WHAT IS EXPECTED -
For every line in the data below that contains "label", copy the line.

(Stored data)
━━━━━━━━━━━━━━━━

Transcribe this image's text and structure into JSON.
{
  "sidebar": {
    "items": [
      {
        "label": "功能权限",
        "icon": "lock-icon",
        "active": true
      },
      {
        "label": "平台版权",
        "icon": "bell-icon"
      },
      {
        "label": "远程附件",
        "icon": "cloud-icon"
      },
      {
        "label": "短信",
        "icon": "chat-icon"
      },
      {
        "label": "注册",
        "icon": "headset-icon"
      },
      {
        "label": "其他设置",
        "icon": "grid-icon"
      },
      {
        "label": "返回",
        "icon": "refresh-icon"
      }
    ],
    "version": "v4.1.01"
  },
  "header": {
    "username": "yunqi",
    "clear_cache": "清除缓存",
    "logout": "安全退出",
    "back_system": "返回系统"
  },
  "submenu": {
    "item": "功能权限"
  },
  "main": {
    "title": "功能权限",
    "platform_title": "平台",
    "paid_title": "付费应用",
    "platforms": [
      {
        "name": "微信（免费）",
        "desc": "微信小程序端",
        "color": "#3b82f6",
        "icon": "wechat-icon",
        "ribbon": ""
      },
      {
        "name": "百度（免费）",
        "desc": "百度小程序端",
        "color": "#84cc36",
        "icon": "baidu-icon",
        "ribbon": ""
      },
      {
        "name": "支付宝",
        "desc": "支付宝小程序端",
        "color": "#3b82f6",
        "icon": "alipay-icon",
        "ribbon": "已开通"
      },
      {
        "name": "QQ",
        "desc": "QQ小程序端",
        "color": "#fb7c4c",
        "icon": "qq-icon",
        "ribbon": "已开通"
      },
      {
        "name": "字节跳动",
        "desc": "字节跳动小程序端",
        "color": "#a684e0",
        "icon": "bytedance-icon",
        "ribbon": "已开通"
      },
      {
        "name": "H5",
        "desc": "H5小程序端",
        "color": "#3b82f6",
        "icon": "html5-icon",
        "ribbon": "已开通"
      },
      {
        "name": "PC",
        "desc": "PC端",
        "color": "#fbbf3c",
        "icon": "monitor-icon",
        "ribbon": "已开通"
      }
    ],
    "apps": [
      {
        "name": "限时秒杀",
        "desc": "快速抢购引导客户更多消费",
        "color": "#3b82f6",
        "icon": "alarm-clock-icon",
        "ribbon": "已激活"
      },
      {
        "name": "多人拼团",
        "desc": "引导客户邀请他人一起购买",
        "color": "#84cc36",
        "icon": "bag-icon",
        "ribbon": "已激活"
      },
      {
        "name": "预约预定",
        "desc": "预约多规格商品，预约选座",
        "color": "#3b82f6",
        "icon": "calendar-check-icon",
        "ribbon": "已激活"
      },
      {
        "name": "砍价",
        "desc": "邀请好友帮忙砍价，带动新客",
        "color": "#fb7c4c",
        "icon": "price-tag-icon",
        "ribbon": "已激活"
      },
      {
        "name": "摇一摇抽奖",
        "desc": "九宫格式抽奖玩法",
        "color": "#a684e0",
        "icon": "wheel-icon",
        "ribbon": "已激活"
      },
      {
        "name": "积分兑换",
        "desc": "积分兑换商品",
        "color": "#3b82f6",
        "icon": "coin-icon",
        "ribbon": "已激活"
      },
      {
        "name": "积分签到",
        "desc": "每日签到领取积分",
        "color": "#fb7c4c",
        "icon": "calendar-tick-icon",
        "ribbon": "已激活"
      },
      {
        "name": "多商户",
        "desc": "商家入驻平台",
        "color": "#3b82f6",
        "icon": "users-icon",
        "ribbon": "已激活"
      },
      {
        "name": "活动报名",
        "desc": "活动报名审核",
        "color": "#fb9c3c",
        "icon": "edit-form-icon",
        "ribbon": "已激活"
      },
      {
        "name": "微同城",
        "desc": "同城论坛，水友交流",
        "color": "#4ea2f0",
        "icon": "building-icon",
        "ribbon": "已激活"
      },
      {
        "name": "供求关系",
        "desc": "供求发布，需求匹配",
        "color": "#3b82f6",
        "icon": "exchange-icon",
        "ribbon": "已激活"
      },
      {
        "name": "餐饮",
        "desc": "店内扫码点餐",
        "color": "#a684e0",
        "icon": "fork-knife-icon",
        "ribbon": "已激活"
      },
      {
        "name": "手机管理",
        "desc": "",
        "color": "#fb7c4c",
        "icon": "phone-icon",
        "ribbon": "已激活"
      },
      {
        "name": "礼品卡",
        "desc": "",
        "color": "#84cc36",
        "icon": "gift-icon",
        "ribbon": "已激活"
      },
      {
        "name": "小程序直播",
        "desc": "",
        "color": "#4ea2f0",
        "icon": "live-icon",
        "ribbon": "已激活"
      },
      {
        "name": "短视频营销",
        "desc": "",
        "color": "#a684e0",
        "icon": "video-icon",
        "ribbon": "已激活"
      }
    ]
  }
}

━━━━━━━━━━━━━━━━

RESULT BELOW -
        "label": "功能权限",
        "label": "平台版权",
        "label": "远程附件",
        "label": "短信",
        "label": "注册",
        "label": "其他设置",
        "label": "返回",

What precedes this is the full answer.